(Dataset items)
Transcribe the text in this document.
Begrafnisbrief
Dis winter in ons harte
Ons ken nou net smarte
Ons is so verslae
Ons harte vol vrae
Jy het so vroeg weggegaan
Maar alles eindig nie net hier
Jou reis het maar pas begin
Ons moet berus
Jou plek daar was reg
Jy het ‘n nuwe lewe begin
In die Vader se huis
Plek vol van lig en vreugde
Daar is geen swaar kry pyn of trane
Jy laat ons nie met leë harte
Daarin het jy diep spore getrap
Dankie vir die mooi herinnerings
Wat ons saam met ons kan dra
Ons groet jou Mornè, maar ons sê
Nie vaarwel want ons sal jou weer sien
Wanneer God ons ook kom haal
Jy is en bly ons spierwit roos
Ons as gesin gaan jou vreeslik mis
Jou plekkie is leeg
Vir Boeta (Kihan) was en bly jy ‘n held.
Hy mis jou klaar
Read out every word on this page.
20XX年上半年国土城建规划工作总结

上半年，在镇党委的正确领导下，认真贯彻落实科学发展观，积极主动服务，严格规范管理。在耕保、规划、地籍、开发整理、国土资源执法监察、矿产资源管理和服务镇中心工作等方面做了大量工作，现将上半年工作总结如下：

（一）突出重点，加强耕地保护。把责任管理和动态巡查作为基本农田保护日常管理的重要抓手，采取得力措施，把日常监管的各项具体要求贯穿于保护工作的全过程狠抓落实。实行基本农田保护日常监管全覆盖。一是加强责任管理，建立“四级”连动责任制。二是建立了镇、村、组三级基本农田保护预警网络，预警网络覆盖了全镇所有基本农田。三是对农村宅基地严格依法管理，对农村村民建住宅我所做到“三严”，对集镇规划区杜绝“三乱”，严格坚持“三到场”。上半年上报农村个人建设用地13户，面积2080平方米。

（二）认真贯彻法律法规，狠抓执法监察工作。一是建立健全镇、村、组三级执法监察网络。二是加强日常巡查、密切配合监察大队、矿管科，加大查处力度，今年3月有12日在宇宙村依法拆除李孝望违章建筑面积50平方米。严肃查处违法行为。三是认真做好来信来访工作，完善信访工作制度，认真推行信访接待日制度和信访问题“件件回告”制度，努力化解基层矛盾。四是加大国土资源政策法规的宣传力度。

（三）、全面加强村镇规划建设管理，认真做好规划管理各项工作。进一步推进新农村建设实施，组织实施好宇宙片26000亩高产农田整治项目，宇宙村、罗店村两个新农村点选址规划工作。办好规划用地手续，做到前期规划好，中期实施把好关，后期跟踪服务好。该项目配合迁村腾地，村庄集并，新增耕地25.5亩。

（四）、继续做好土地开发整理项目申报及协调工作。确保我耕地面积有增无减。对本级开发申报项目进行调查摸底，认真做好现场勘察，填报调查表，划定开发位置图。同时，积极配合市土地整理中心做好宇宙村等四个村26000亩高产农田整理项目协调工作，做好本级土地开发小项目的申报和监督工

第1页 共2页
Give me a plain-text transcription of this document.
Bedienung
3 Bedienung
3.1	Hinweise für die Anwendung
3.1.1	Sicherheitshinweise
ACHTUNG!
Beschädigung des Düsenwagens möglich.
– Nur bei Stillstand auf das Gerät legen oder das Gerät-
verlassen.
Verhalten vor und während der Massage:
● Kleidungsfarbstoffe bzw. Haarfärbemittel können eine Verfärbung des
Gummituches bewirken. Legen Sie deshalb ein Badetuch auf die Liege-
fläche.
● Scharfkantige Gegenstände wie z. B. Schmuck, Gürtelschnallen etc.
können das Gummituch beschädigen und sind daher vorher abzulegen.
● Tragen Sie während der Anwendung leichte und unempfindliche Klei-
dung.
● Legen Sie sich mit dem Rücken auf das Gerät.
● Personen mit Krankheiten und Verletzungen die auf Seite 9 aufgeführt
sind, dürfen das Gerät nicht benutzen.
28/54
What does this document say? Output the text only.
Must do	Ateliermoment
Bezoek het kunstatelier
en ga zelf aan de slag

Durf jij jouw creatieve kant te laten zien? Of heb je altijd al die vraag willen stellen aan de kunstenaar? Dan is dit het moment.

*SET TASK*. Extract, exactly, the lines above that begin at the line containing "Read out every word on this page." and end at the final line of the records; add no other text.

*PROBLEM SOLUTION*.
Read out every word on this page.
20XX年上半年国土城建规划工作总结

上半年，在镇党委的正确领导下，认真贯彻落实科学发展观，积极主动服务，严格规范管理。在耕保、规划、地籍、开发整理、国土资源执法监察、矿产资源管理和服务镇中心工作等方面做了大量工作，现将上半年工作总结如下：

（一）突出重点，加强耕地保护。把责任管理和动态巡查作为基本农田保护日常管理的重要抓手，采取得力措施，把日常监管的各项具体要求贯穿于保护工作的全过程狠抓落实。实行基本农田保护日常监管全覆盖。一是加强责任管理，建立“四级”连动责任制。二是建立了镇、村、组三级基本农田保护预警网络，预警网络覆盖了全镇所有基本农田。三是对农村宅基地严格依法管理，对农村村民建住宅我所做到“三严”，对集镇规划区杜绝“三乱”，严格坚持“三到场”。上半年上报农村个人建设用地13户，面积2080平方米。

（二）认真贯彻法律法规，狠抓执法监察工作。一是建立健全镇、村、组三级执法监察网络。二是加强日常巡查、密切配合监察大队、矿管科，加大查处力度，今年3月有12日在宇宙村依法拆除李孝望违章建筑面积50平方米。严肃查处违法行为。三是认真做好来信来访工作，完善信访工作制度，认真推行信访接待日制度和信访问题“件件回告”制度，努力化解基层矛盾。四是加大国土资源政策法规的宣传力度。

（三）、全面加强村镇规划建设管理，认真做好规划管理各项工作。进一步推进新农村建设实施，组织实施好宇宙片26000亩高产农田整治项目，宇宙村、罗店村两个新农村点选址规划工作。办好规划用地手续，做到前期规划好，中期实施把好关，后期跟踪服务好。该项目配合迁村腾地，村庄集并，新增耕地25.5亩。

（四）、继续做好土地开发整理项目申报及协调工作。确保我耕地面积有增无减。对本级开发申报项目进行调查摸底，认真做好现场勘察，填报调查表，划定开发位置图。同时，积极配合市土地整理中心做好宇宙村等四个村26000亩高产农田整理项目协调工作，做好本级土地开发小项目的申报和监督工

第1页 共2页
Give me a plain-text transcription of this document.
Bedienung
3 Bedienung
3.1	Hinweise für die Anwendung
3.1.1	Sicherheitshinweise
ACHTUNG!
Beschädigung des Düsenwagens möglich.
– Nur bei Stillstand auf das Gerät legen oder das Gerät-
verlassen.
Verhalten vor und während der Massage:
● Kleidungsfarbstoffe bzw. Haarfärbemittel können eine Verfärbung des
Gummituches bewirken. Legen Sie deshalb ein Badetuch auf die Liege-
fläche.
● Scharfkantige Gegenstände wie z. B. Schmuck, Gürtelschnallen etc.
können das Gummituch beschädigen und sind daher vorher abzulegen.
● Tragen Sie während der Anwendung leichte und unempfindliche Klei-
dung.
● Legen Sie sich mit dem Rücken auf das Gerät.
● Personen mit Krankheiten und Verletzungen die auf Seite 9 aufgeführt
sind, dürfen das Gerät nicht benutzen.
28/54
What does this document say? Output the text only.
Must do	Ateliermoment
Bezoek het kunstatelier
en ga zelf aan de slag

Durf jij jouw creatieve kant te laten zien? Of heb je altijd al die vraag willen stellen aan de kunstenaar? Dan is dit het moment.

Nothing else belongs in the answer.